- WHAT NEEDS TO BE DONE: Copy the lines that follow, keeping every character the same.
----- DATASET EXCERPTS -----
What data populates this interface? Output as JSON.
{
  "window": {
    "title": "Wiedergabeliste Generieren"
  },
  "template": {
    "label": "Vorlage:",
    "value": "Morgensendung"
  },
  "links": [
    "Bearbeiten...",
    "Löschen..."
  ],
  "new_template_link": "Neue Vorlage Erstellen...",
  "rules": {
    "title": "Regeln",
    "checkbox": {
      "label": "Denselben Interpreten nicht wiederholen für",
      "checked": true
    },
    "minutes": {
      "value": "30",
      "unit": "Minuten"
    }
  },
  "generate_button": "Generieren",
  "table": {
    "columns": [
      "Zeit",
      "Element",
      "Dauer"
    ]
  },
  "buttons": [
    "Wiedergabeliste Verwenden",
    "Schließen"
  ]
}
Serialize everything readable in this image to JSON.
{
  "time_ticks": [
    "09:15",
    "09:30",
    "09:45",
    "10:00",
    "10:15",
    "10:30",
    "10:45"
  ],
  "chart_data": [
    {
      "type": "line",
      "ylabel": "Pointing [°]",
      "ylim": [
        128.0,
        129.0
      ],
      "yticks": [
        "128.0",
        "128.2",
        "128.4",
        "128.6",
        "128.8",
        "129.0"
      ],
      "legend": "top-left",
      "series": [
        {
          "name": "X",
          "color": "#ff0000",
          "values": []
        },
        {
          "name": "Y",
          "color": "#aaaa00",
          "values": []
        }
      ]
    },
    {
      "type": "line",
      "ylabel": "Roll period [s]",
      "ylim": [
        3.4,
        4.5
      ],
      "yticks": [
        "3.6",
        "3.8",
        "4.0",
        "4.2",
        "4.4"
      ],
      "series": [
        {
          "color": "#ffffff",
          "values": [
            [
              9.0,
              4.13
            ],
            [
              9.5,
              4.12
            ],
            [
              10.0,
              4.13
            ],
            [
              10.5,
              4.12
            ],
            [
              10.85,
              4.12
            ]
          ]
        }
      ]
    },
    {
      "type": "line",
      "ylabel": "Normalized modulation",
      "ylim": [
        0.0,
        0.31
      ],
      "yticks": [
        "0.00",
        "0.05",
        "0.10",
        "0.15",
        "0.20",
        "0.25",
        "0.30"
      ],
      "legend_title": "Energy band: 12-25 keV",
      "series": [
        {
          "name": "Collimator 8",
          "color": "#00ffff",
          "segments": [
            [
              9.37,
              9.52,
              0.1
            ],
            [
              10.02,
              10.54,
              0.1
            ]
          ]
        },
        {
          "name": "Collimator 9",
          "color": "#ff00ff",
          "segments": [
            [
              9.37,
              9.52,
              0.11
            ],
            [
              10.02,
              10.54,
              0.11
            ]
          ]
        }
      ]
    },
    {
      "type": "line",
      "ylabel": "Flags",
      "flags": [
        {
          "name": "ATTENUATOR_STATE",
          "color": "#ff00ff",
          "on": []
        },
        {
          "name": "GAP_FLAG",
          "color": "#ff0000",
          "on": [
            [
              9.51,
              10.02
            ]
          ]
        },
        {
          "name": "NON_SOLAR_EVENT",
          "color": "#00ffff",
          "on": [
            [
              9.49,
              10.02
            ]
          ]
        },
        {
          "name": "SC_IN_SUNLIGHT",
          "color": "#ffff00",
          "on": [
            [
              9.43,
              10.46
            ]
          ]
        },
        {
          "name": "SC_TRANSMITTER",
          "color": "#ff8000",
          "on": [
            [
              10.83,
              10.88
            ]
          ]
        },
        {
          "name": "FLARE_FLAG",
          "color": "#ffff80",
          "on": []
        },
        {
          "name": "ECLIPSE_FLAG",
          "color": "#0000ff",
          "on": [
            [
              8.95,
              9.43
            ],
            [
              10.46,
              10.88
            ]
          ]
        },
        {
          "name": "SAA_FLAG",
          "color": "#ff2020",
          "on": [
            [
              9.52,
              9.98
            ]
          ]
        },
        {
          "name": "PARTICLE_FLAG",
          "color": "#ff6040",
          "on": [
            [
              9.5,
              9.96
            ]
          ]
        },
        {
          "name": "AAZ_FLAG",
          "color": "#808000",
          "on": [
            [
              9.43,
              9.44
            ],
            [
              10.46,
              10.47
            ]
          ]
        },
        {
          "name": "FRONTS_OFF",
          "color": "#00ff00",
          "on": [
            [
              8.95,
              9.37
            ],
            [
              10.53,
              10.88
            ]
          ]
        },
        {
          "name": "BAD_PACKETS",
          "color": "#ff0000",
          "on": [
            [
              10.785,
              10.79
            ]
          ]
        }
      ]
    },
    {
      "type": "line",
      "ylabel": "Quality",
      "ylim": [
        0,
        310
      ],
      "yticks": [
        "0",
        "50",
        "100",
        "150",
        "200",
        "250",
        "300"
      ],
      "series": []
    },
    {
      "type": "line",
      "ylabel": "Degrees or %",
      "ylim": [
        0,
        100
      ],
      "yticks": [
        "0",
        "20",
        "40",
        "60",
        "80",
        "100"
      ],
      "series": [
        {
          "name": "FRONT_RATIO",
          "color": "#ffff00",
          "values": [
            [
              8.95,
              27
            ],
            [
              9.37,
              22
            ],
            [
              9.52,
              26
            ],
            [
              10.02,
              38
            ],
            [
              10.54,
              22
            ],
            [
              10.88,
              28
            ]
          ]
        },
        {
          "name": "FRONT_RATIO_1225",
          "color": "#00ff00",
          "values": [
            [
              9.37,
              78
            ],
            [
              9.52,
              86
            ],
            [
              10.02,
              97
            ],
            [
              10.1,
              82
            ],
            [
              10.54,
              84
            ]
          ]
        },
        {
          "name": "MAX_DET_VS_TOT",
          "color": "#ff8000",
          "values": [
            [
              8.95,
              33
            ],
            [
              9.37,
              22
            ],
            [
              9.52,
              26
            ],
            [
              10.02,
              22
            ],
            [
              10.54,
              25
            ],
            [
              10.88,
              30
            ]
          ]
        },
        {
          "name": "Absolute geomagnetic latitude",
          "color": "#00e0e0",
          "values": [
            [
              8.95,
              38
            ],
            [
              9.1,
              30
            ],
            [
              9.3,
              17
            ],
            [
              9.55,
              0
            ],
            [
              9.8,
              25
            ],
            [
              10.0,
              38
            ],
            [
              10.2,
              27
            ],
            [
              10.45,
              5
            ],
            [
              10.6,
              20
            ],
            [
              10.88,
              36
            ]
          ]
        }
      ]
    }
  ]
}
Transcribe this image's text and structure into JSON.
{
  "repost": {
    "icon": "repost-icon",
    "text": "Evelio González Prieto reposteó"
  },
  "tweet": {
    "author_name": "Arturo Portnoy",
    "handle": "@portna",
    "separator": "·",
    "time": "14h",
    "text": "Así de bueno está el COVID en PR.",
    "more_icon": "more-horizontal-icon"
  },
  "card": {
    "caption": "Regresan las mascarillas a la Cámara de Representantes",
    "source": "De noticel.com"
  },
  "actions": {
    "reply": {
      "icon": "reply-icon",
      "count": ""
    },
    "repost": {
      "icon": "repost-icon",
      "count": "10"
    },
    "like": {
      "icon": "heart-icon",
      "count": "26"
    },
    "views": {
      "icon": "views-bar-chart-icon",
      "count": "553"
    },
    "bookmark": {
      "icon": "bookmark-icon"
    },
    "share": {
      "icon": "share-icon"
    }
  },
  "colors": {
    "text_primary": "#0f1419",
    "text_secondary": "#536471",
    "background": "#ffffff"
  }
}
-----
- WRITTEN SOLUTION:
What data populates this interface? Output as JSON.
{
  "window": {
    "title": "Wiedergabeliste Generieren"
  },
  "template": {
    "label": "Vorlage:",
    "value": "Morgensendung"
  },
  "links": [
    "Bearbeiten...",
    "Löschen..."
  ],
  "new_template_link": "Neue Vorlage Erstellen...",
  "rules": {
    "title": "Regeln",
    "checkbox": {
      "label": "Denselben Interpreten nicht wiederholen für",
      "checked": true
    },
    "minutes": {
      "value": "30",
      "unit": "Minuten"
    }
  },
  "generate_button": "Generieren",
  "table": {
    "columns": [
      "Zeit",
      "Element",
      "Dauer"
    ]
  },
  "buttons": [
    "Wiedergabeliste Verwenden",
    "Schließen"
  ]
}
Serialize everything readable in this image to JSON.
{
  "time_ticks": [
    "09:15",
    "09:30",
    "09:45",
    "10:00",
    "10:15",
    "10:30",
    "10:45"
  ],
  "chart_data": [
    {
      "type": "line",
      "ylabel": "Pointing [°]",
      "ylim": [
        128.0,
        129.0
      ],
      "yticks": [
        "128.0",
        "128.2",
        "128.4",
        "128.6",
        "128.8",
        "129.0"
      ],
      "legend": "top-left",
      "series": [
        {
          "name": "X",
          "color": "#ff0000",
          "values": []
        },
        {
          "name": "Y",
          "color": "#aaaa00",
          "values": []
        }
      ]
    },
    {
      "type": "line",
      "ylabel": "Roll period [s]",
      "ylim": [
        3.4,
        4.5
      ],
      "yticks": [
        "3.6",
        "3.8",
        "4.0",
        "4.2",
        "4.4"
      ],
      "series": [
        {
          "color": "#ffffff",
          "values": [
            [
              9.0,
              4.13
            ],
            [
              9.5,
              4.12
            ],
            [
              10.0,
              4.13
            ],
            [
              10.5,
              4.12
            ],
            [
              10.85,
              4.12
            ]
          ]
        }
      ]
    },
    {
      "type": "line",
      "ylabel": "Normalized modulation",
      "ylim": [
        0.0,
        0.31
      ],
      "yticks": [
        "0.00",
        "0.05",
        "0.10",
        "0.15",
        "0.20",
        "0.25",
        "0.30"
      ],
      "legend_title": "Energy band: 12-25 keV",
      "series": [
        {
          "name": "Collimator 8",
          "color": "#00ffff",
          "segments": [
            [
              9.37,
              9.52,
              0.1
            ],
            [
              10.02,
              10.54,
              0.1
            ]
          ]
        },
        {
          "name": "Collimator 9",
          "color": "#ff00ff",
          "segments": [
            [
              9.37,
              9.52,
              0.11
            ],
            [
              10.02,
              10.54,
              0.11
            ]
          ]
        }
      ]
    },
    {
      "type": "line",
      "ylabel": "Flags",
      "flags": [
        {
          "name": "ATTENUATOR_STATE",
          "color": "#ff00ff",
          "on": []
        },
        {
          "name": "GAP_FLAG",
          "color": "#ff0000",
          "on": [
            [
              9.51,
              10.02
            ]
          ]
        },
        {
          "name": "NON_SOLAR_EVENT",
          "color": "#00ffff",
          "on": [
            [
              9.49,
              10.02
            ]
          ]
        },
        {
          "name": "SC_IN_SUNLIGHT",
          "color": "#ffff00",
          "on": [
            [
              9.43,
              10.46
            ]
          ]
        },
        {
          "name": "SC_TRANSMITTER",
          "color": "#ff8000",
          "on": [
            [
              10.83,
              10.88
            ]
          ]
        },
        {
          "name": "FLARE_FLAG",
          "color": "#ffff80",
          "on": []
        },
        {
          "name": "ECLIPSE_FLAG",
          "color": "#0000ff",
          "on": [
            [
              8.95,
              9.43
            ],
            [
              10.46,
              10.88
            ]
          ]
        },
        {
          "name": "SAA_FLAG",
          "color": "#ff2020",
          "on": [
            [
              9.52,
              9.98
            ]
          ]
        },
        {
          "name": "PARTICLE_FLAG",
          "color": "#ff6040",
          "on": [
            [
              9.5,
              9.96
            ]
          ]
        },
        {
          "name": "AAZ_FLAG",
          "color": "#808000",
          "on": [
            [
              9.43,
              9.44
            ],
            [
              10.46,
              10.47
            ]
          ]
        },
        {
          "name": "FRONTS_OFF",
          "color": "#00ff00",
          "on": [
            [
              8.95,
              9.37
            ],
            [
              10.53,
              10.88
            ]
          ]
        },
        {
          "name": "BAD_PACKETS",
          "color": "#ff0000",
          "on": [
            [
              10.785,
              10.79
            ]
          ]
        }
      ]
    },
    {
      "type": "line",
      "ylabel": "Quality",
      "ylim": [
        0,
        310
      ],
      "yticks": [
        "0",
        "50",
        "100",
        "150",
        "200",
        "250",
        "300"
      ],
      "series": []
    },
    {
      "type": "line",
      "ylabel": "Degrees or %",
      "ylim": [
        0,
        100
      ],
      "yticks": [
        "0",
        "20",
        "40",
        "60",
        "80",
        "100"
      ],
      "series": [
        {
          "name": "FRONT_RATIO",
          "color": "#ffff00",
          "values": [
            [
              8.95,
              27
            ],
            [
              9.37,
              22
            ],
            [
              9.52,
              26
            ],
            [
              10.02,
              38
            ],
            [
              10.54,
              22
            ],
            [
              10.88,
              28
            ]
          ]
        },
        {
          "name": "FRONT_RATIO_1225",
          "color": "#00ff00",
          "values": [
            [
              9.37,
              78
            ],
            [
              9.52,
              86
            ],
            [
              10.02,
              97
            ],
            [
              10.1,
              82
            ],
            [
              10.54,
              84
            ]
          ]
        },
        {
          "name": "MAX_DET_VS_TOT",
          "color": "#ff8000",
          "values": [
            [
              8.95,
              33
            ],
            [
              9.37,
              22
            ],
            [
              9.52,
              26
            ],
            [
              10.02,
              22
            ],
            [
              10.54,
              25
            ],
            [
              10.88,
              30
            ]
          ]
        },
        {
          "name": "Absolute geomagnetic latitude",
          "color": "#00e0e0",
          "values": [
            [
              8.95,
              38
            ],
            [
              9.1,
              30
            ],
            [
              9.3,
              17
            ],
            [
              9.55,
              0
            ],
            [
              9.8,
              25
            ],
            [
              10.0,
              38
            ],
            [
              10.2,
              27
            ],
            [
              10.45,
              5
            ],
            [
              10.6,
              20
            ],
            [
              10.88,
              36
            ]
          ]
        }
      ]
    }
  ]
}
Transcribe this image's text and structure into JSON.
{
  "repost": {
    "icon": "repost-icon",
    "text": "Evelio González Prieto reposteó"
  },
  "tweet": {
    "author_name": "Arturo Portnoy",
    "handle": "@portna",
    "separator": "·",
    "time": "14h",
    "text": "Así de bueno está el COVID en PR.",
    "more_icon": "more-horizontal-icon"
  },
  "card": {
    "caption": "Regresan las mascarillas a la Cámara de Representantes",
    "source": "De noticel.com"
  },
  "actions": {
    "reply": {
      "icon": "reply-icon",
      "count": ""
    },
    "repost": {
      "icon": "repost-icon",
      "count": "10"
    },
    "like": {
      "icon": "heart-icon",
      "count": "26"
    },
    "views": {
      "icon": "views-bar-chart-icon",
      "count": "553"
    },
    "bookmark": {
      "icon": "bookmark-icon"
    },
    "share": {
      "icon": "share-icon"
    }
  },
  "colors": {
    "text_primary": "#0f1419",
    "text_secondary": "#536471",
    "background": "#ffffff"
  }
}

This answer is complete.